### Task to carry out
Rewrite the material from the line containing "map-field xyxy=(1725,161,2569,583)" through the line containing "colorbar-tick-label: 2 xyxy=(1386,684,1396,702)", swapping "map-frame" for "map-border" and leaving everything else unchanged.

### Dataset excerpts

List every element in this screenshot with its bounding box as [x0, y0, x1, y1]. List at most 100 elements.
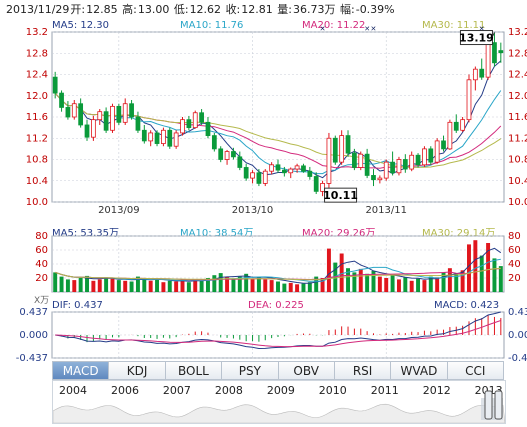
- info-open: 12.85: [86, 3, 118, 16]
- high-flag-pointer: [492, 32, 495, 37]
- volume-bar: [454, 273, 459, 292]
- candle-body: [396, 159, 402, 174]
- price-tick-left: 12.8: [26, 48, 48, 59]
- volume-bar: [371, 271, 376, 292]
- candle-body: [364, 153, 370, 176]
- volume-ma30-line: [55, 267, 501, 281]
- volume-bar: [441, 272, 446, 292]
- price-tick-left: 12.4: [26, 70, 48, 81]
- candle-body: [332, 137, 338, 163]
- candle-body: [262, 170, 268, 184]
- info-high: 13.00: [137, 3, 170, 16]
- volume-bar: [339, 253, 344, 292]
- price-tick-right: 12.0: [508, 91, 527, 102]
- volume-bar: [307, 282, 312, 292]
- volume-tick-left: 60: [35, 245, 48, 256]
- macd-dif-line: [55, 311, 501, 350]
- candle-body: [192, 112, 198, 129]
- high-flag-box: [459, 30, 493, 46]
- candle-body: [199, 112, 204, 123]
- macd-tick-left: 0.437: [19, 307, 48, 318]
- volume-bar: [59, 276, 64, 292]
- macd-legend: DIF: 0.437 DEA: 0.225 MACD: 0.423: [52, 300, 504, 312]
- volume-ma-lines: [55, 247, 502, 284]
- candle-body: [352, 152, 357, 168]
- price-tick-left: 13.2: [26, 27, 48, 38]
- volume-bar: [467, 244, 471, 292]
- candle-body: [313, 176, 319, 192]
- volume-bar: [416, 278, 421, 292]
- tab-wvad[interactable]: WVAD: [391, 361, 448, 380]
- candle-body: [269, 164, 275, 172]
- volume-ma10-line: [55, 258, 501, 282]
- navigator-right-handle[interactable]: [494, 390, 503, 420]
- volume-bar: [161, 282, 166, 292]
- volume-bar: [155, 279, 160, 292]
- price-tick-left: 11.2: [26, 133, 48, 144]
- tab-rsi[interactable]: RSI: [334, 361, 392, 380]
- candle-body: [135, 116, 141, 131]
- volume-bar: [460, 270, 465, 292]
- price-tick-left: 11.6: [26, 112, 48, 123]
- volume-bar: [492, 258, 497, 292]
- navigator-year-label: 2012: [422, 384, 451, 397]
- volume-bar: [142, 278, 147, 292]
- volume-bar: [320, 278, 325, 292]
- volume-bar: [199, 280, 204, 292]
- candle-body: [339, 135, 345, 163]
- volume-bar: [65, 279, 70, 292]
- volume-bar: [288, 282, 293, 292]
- price-tick-left: 10.8: [26, 155, 48, 166]
- volume-bar: [384, 278, 389, 292]
- candle-body: [358, 153, 364, 168]
- event-marker: ✕: [479, 25, 485, 33]
- candle-body: [371, 175, 376, 181]
- tab-obv[interactable]: OBV: [278, 361, 335, 380]
- candle-body: [345, 135, 351, 154]
- candle-body: [479, 68, 485, 78]
- candle-body: [415, 154, 421, 166]
- tab-macd[interactable]: MACD: [52, 361, 110, 380]
- volume-ma30-label: MA30: 29.14万: [422, 228, 496, 239]
- volume-bar: [276, 281, 280, 292]
- price-tick-right: 10.4: [508, 176, 527, 187]
- volume-ma-legend: MA5: 53.35万 MA10: 38.54万 MA20: 29.26万 MA…: [52, 224, 504, 239]
- candlestick-series: [52, 32, 504, 197]
- candle-body: [148, 132, 154, 142]
- volume-bar: [129, 281, 134, 292]
- candle-body: [275, 164, 281, 171]
- candle-body: [288, 168, 294, 174]
- candle-body: [231, 151, 236, 158]
- price-tick-right: 11.2: [508, 133, 527, 144]
- candle-body: [460, 119, 465, 131]
- candle-body: [161, 129, 166, 144]
- volume-tick-left: 80: [35, 231, 48, 242]
- volume-bar: [180, 279, 185, 292]
- navigator-year-label: 2010: [318, 384, 347, 397]
- tab-cci[interactable]: CCI: [447, 361, 504, 380]
- candle-body: [116, 105, 122, 123]
- range-navigator[interactable]: 200420062007200820092010201120122013: [52, 380, 506, 424]
- price-ma30-label: MA30: 11.11: [422, 20, 486, 31]
- candle-body: [492, 42, 497, 64]
- navigator-left-handle[interactable]: [484, 390, 493, 420]
- volume-bar: [498, 266, 503, 292]
- candle-body: [154, 132, 160, 144]
- tab-kdj[interactable]: KDJ: [109, 361, 166, 380]
- volume-bar: [295, 284, 300, 292]
- candle-body: [383, 161, 389, 179]
- info-volume: 36.73万: [293, 3, 336, 16]
- tab-psy[interactable]: PSY: [222, 361, 279, 380]
- volume-axis-labels: 20 20 40 40 60 60 80 80: [35, 231, 520, 284]
- candle-body: [110, 105, 115, 131]
- price-tick-right: 12.8: [508, 48, 527, 59]
- candle-body: [281, 169, 287, 174]
- macd-tick-right: 0.000: [508, 330, 527, 341]
- volume-bar: [447, 268, 452, 292]
- volume-bar: [72, 280, 77, 292]
- low-flag-box: [324, 187, 358, 203]
- volume-bar: [237, 276, 242, 292]
- candle-body: [103, 111, 109, 131]
- tab-boll[interactable]: BOLL: [165, 361, 223, 380]
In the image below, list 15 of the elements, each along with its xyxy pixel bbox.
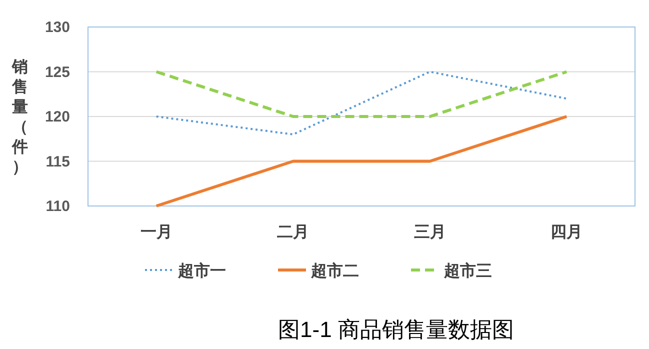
y-tick-label: 115 — [46, 153, 70, 170]
x-tick-label: 一月 — [140, 224, 172, 241]
x-tick-label: 三月 — [414, 224, 446, 241]
line-series — [155, 70, 568, 136]
y-tick-label: 110 — [46, 198, 70, 215]
y-tick-label: 125 — [44, 64, 70, 81]
y-tick-label: 120 — [44, 108, 70, 126]
y-tick-label: 130 — [44, 19, 70, 36]
legend-label: 超市三 — [443, 262, 492, 280]
legend-label: 超市二 — [310, 262, 359, 280]
y-axis-title: 销售量（件） — [11, 58, 28, 176]
text: 图1-1 商品销售量数据图 — [278, 317, 514, 342]
x-tick-label: 四月 — [550, 224, 583, 241]
legend-label: 超市一 — [177, 262, 226, 280]
x-tick-label: 二月 — [277, 224, 310, 241]
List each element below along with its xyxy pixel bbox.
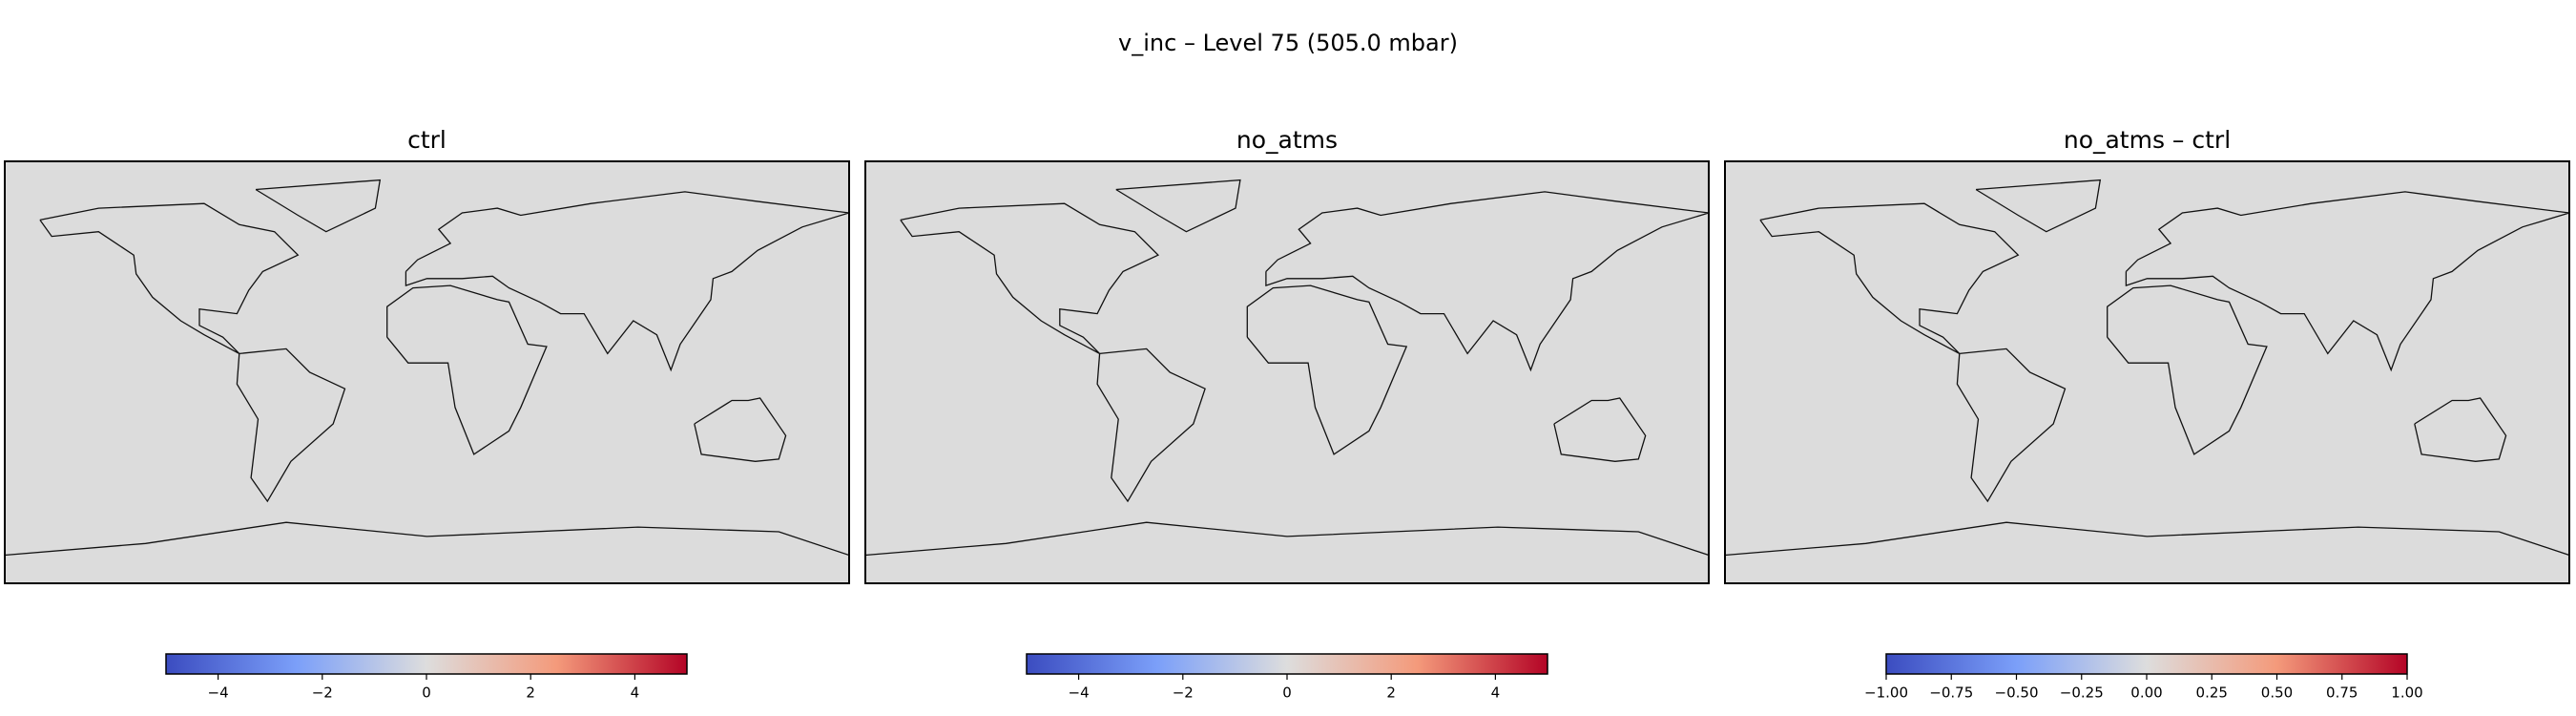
map-field xyxy=(1725,161,2569,583)
colorbar-tick-label: 0.50 xyxy=(2261,684,2293,702)
colorbar-tick-label: −2 xyxy=(1173,684,1194,702)
colorbar-tick-label: 1.00 xyxy=(2391,684,2422,702)
colorbar-tick-label: −4 xyxy=(208,684,229,702)
colorbar-tick-label: −0.50 xyxy=(1995,684,2039,702)
colorbar-tick-label: 0.75 xyxy=(2326,684,2358,702)
colorbar-tick-label: 0 xyxy=(1282,684,1292,702)
colorbar-tick-label: 4 xyxy=(631,684,640,702)
coastline xyxy=(4,179,850,557)
map-frame xyxy=(1724,160,2570,584)
colorbar-tick-label: −0.25 xyxy=(2060,684,2104,702)
map-field xyxy=(865,161,1709,583)
map-frame xyxy=(864,160,1710,584)
colorbar-tick-label: 2 xyxy=(526,684,535,702)
map-frame xyxy=(4,160,850,584)
panel-title: no_atms – ctrl xyxy=(2064,126,2231,154)
panel-title: no_atms xyxy=(1236,126,1338,154)
colorbar-tick-label: 0.25 xyxy=(2196,684,2228,702)
colorbar-tick-label: 0 xyxy=(422,684,431,702)
colorbar-tick-label: 2 xyxy=(1386,684,1396,702)
colorbar-tick-label: 4 xyxy=(1491,684,1501,702)
coastline xyxy=(864,179,1710,557)
colorbar xyxy=(1885,653,2408,675)
colorbar-tick-label: −0.75 xyxy=(1929,684,1973,702)
colorbar-tick-label: −4 xyxy=(1069,684,1090,702)
colorbar xyxy=(165,653,688,675)
colorbar-tick-label: 0.00 xyxy=(2130,684,2162,702)
colorbar-tick-label: −1.00 xyxy=(1864,684,1908,702)
figure-title: v_inc – Level 75 (505.0 mbar) xyxy=(1118,30,1458,56)
colorbar xyxy=(1026,653,1548,675)
colorbar-tick-label: −2 xyxy=(312,684,333,702)
panel-title: ctrl xyxy=(407,126,447,154)
map-field xyxy=(5,161,849,583)
coastline xyxy=(1724,179,2570,557)
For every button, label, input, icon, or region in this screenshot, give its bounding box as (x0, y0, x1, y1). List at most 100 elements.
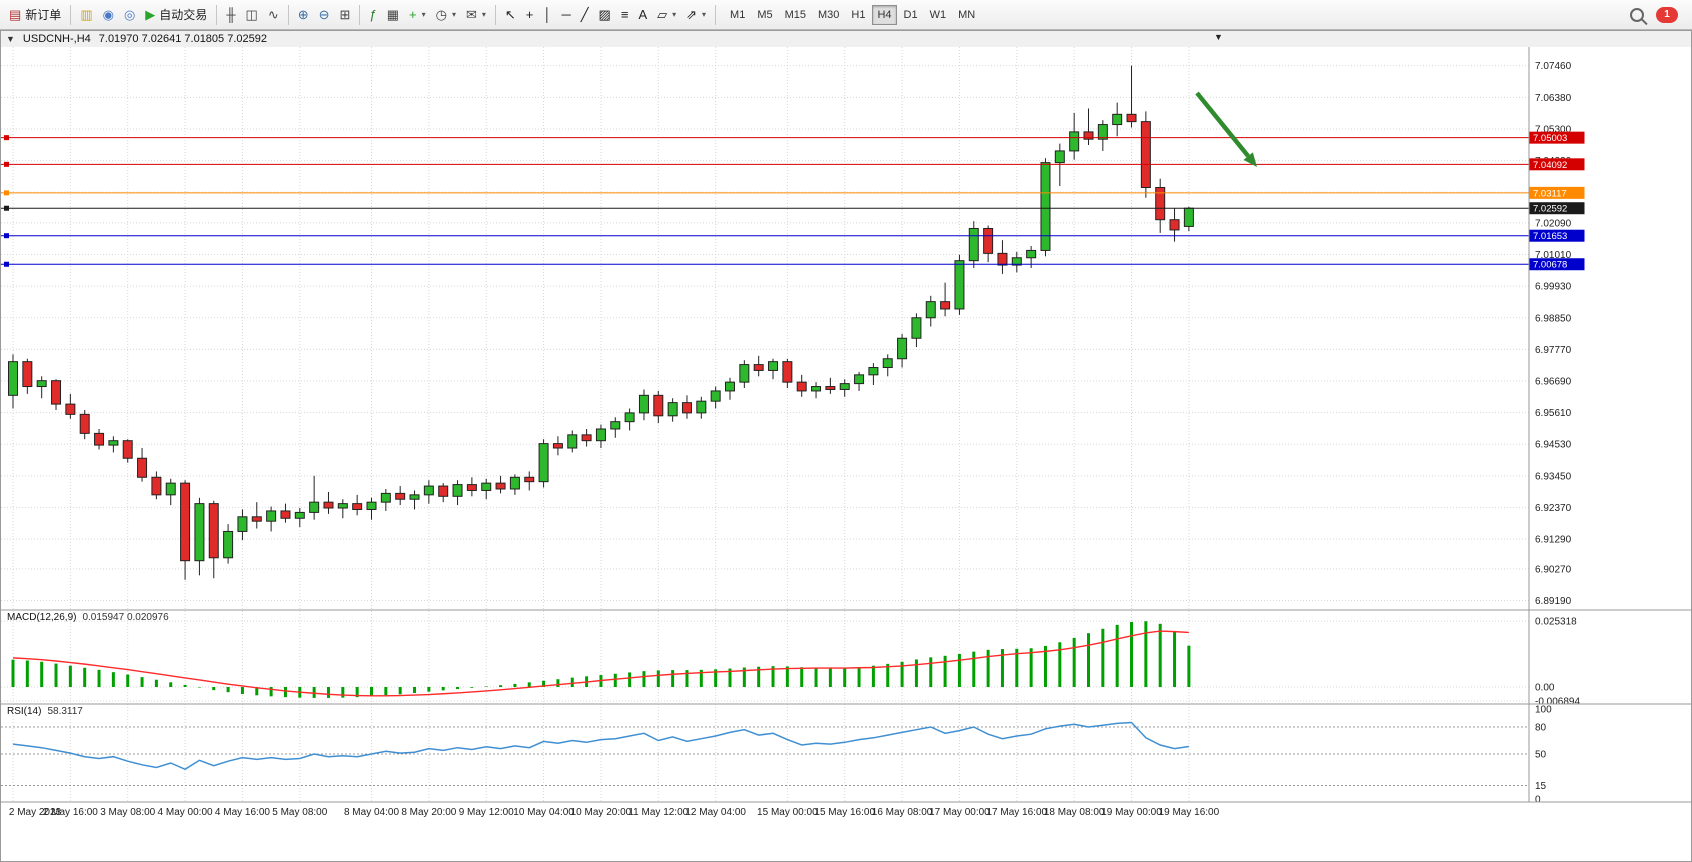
crosshair-tool-button[interactable]: + (521, 3, 539, 27)
chart-background (1, 47, 1691, 861)
svg-text:4 May 00:00: 4 May 00:00 (158, 807, 213, 818)
bar-chart-button[interactable]: ╫ (221, 3, 240, 27)
macd-indicator-label: MACD(12,26,9) 0.015947 0.020976 (7, 612, 169, 623)
new-order-button[interactable]: ▤ 新订单 (4, 3, 66, 27)
svg-text:6.90270: 6.90270 (1535, 564, 1572, 575)
chart-titlebar: ▼ USDCNH-,H4 7.01970 7.02641 7.01805 7.0… (1, 31, 1691, 48)
chart-window: ▼ USDCNH-,H4 7.01970 7.02641 7.01805 7.0… (0, 30, 1692, 862)
timeframe-d1[interactable]: D1 (899, 5, 923, 25)
dropdown-arrow-icon: ▾ (421, 10, 426, 19)
indicators-icon: ƒ (369, 7, 377, 22)
auto-trading-button[interactable]: ▶ 自动交易 (140, 3, 212, 27)
svg-text:6.98850: 6.98850 (1535, 313, 1572, 324)
svg-text:2 May 2023: 2 May 2023 (9, 807, 62, 818)
svg-text:15 May 16:00: 15 May 16:00 (814, 807, 875, 818)
text-tool-icon: A (638, 7, 648, 22)
tile-windows-icon: ⊞ (339, 7, 351, 22)
indicators-button[interactable]: ƒ (364, 3, 381, 27)
svg-text:6.96690: 6.96690 (1535, 376, 1572, 387)
timeframe-m15[interactable]: M15 (780, 5, 811, 25)
zoom-out-button[interactable]: ⊖ (314, 3, 335, 27)
svg-text:11 May 12:00: 11 May 12:00 (628, 807, 688, 818)
svg-text:80: 80 (1535, 723, 1547, 734)
trendline-tool-icon: ╱ (580, 7, 589, 22)
vertical-line-tool-icon: │ (543, 7, 552, 22)
notification-badge[interactable]: 1 (1656, 6, 1678, 23)
candlestick-chart-button[interactable]: ◫ (241, 3, 263, 27)
text-tool-button[interactable]: A (633, 3, 652, 27)
templates-icon: ▦ (386, 7, 399, 22)
profile-button[interactable]: ◉ (98, 3, 119, 27)
svg-text:4 May 16:00: 4 May 16:00 (215, 807, 270, 818)
new-order-icon: ▤ (9, 7, 22, 22)
arrows-tool-button[interactable]: ⇗ ▾ (681, 3, 711, 27)
dropdown-arrow-icon: ▾ (702, 10, 707, 19)
timeframe-h1[interactable]: H1 (846, 5, 870, 25)
timeframe-h4[interactable]: H4 (872, 4, 897, 25)
periods-icon: ◷ (435, 7, 447, 22)
timeframe-m5[interactable]: M5 (752, 5, 777, 25)
line-chart-button[interactable]: ∿ (263, 3, 284, 27)
fibonacci-tool-icon: ≡ (620, 7, 629, 22)
toolbar-separator (70, 4, 72, 25)
svg-text:8 May 20:00: 8 May 20:00 (401, 807, 456, 818)
dropdown-arrow-icon: ▾ (672, 10, 677, 19)
profile-icon: ◉ (102, 7, 114, 22)
tile-windows-button[interactable]: ⊞ (335, 3, 356, 27)
toolbar-separator (287, 4, 289, 25)
channel-tool-button[interactable]: ▨ (594, 3, 616, 27)
svg-text:6.94530: 6.94530 (1535, 440, 1572, 451)
pane-separators[interactable] (1, 47, 1691, 803)
price-axis: 7.074607.063807.053007.042207.031407.020… (1529, 61, 1585, 607)
svg-text:16 May 08:00: 16 May 08:00 (872, 807, 933, 818)
auto-trading-button-label: 自动交易 (159, 8, 208, 22)
search-icon[interactable] (1630, 7, 1644, 22)
scroll-to-end-icon[interactable]: ▼ (1214, 32, 1223, 42)
svg-text:2 May 16:00: 2 May 16:00 (43, 807, 98, 818)
svg-text:6.95610: 6.95610 (1535, 408, 1572, 419)
svg-text:19 May 16:00: 19 May 16:00 (1159, 807, 1220, 818)
vertical-line-tool-button[interactable]: │ (538, 3, 556, 27)
svg-text:6.93450: 6.93450 (1535, 471, 1572, 482)
arrow-annotation[interactable] (1195, 91, 1257, 167)
svg-text:7.04092: 7.04092 (1533, 160, 1567, 171)
arrows-tool-icon: ⇗ (686, 7, 698, 22)
chart-canvas[interactable]: 7.074607.063807.053007.042207.031407.020… (1, 47, 1691, 861)
toolbar-separator (715, 4, 717, 25)
alerts-icon: ✉ (465, 7, 477, 22)
chart-symbol-period: USDCNH-,H4 (22, 33, 91, 45)
svg-text:0.00: 0.00 (1535, 683, 1555, 694)
periods-button[interactable]: ◷ ▾ (431, 3, 461, 27)
svg-text:8 May 04:00: 8 May 04:00 (344, 807, 399, 818)
svg-text:0.025318: 0.025318 (1535, 617, 1577, 628)
timeframe-mn[interactable]: MN (953, 5, 980, 25)
chart-menu-icon[interactable]: ▼ (6, 34, 15, 44)
toolbar-separator (359, 4, 361, 25)
timeframe-m1[interactable]: M1 (725, 5, 750, 25)
svg-text:17 May 00:00: 17 May 00:00 (929, 807, 990, 818)
shapes-tool-icon: ▱ (657, 7, 668, 22)
market-watch-button[interactable]: ▥ (75, 3, 97, 27)
svg-text:7.01010: 7.01010 (1535, 250, 1572, 261)
templates-button[interactable]: ▦ (382, 3, 404, 27)
zoom-in-button[interactable]: ⊕ (293, 3, 314, 27)
svg-text:6.97770: 6.97770 (1535, 345, 1572, 356)
cursor-tool-button[interactable]: ↖ (500, 3, 521, 27)
macd-pane: 0.025318 0.00 -0.006894 (11, 617, 1580, 708)
cursor-tool-icon: ↖ (504, 7, 516, 22)
svg-text:18 May 08:00: 18 May 08:00 (1044, 807, 1105, 818)
fibonacci-tool-button[interactable]: ≡ (616, 3, 634, 27)
timeframe-m30[interactable]: M30 (813, 5, 844, 25)
toolbar: ▤ 新订单 ▥ ◉ ◎ ▶ 自动交易 ╫ ◫ ∿ ⊕ ⊖ ⊞ ƒ ▦ + ▾ ◷ ▾ ✉ ▾ ↖ + │ ─ ╱ ▨ ≡ A ▱ ▾ ⇗ ▾ M… (0, 0, 1692, 30)
svg-text:9 May 12:00: 9 May 12:00 (459, 807, 514, 818)
auto-trading-icon: ▶ (145, 7, 156, 22)
support-button[interactable]: ◎ (119, 3, 140, 27)
alerts-button[interactable]: ✉ ▾ (461, 3, 491, 27)
new-chart-button[interactable]: + ▾ (404, 3, 431, 27)
shapes-tool-button[interactable]: ▱ ▾ (652, 3, 681, 27)
trendline-tool-button[interactable]: ╱ (576, 3, 594, 27)
toolbar-separator (216, 4, 218, 25)
svg-text:15: 15 (1535, 781, 1547, 792)
horizontal-line-tool-button[interactable]: ─ (557, 3, 576, 27)
timeframe-w1[interactable]: W1 (925, 5, 952, 25)
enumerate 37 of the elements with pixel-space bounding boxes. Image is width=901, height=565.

### Answer to the task
map-field xyxy=(1725,161,2569,583)
colorbar-tick-label: 0.50 xyxy=(2261,684,2293,702)
colorbar-tick-label: −2 xyxy=(1173,684,1194,702)
colorbar-tick-label: 1.00 xyxy=(2391,684,2422,702)
colorbar-tick-label: −4 xyxy=(208,684,229,702)
colorbar-tick-label: −0.50 xyxy=(1995,684,2039,702)
colorbar-tick-label: 0.75 xyxy=(2326,684,2358,702)
colorbar-tick-label: 0 xyxy=(1282,684,1292,702)
colorbar-tick-label: 4 xyxy=(631,684,640,702)
coastline xyxy=(4,179,850,557)
map-border xyxy=(1724,160,2570,584)
colorbar-tick-label: −0.25 xyxy=(2060,684,2104,702)
map-field xyxy=(865,161,1709,583)
map-border xyxy=(864,160,1710,584)
colorbar-tick-label: 2 xyxy=(526,684,535,702)
map-border xyxy=(4,160,850,584)
panel-title: no_atms – ctrl xyxy=(2064,126,2231,154)
panel-title: no_atms xyxy=(1236,126,1338,154)
colorbar-tick-label: 0.25 xyxy=(2196,684,2228,702)
colorbar-tick-label: 0 xyxy=(422,684,431,702)
colorbar-tick-label: 2 xyxy=(1386,684,1396,702)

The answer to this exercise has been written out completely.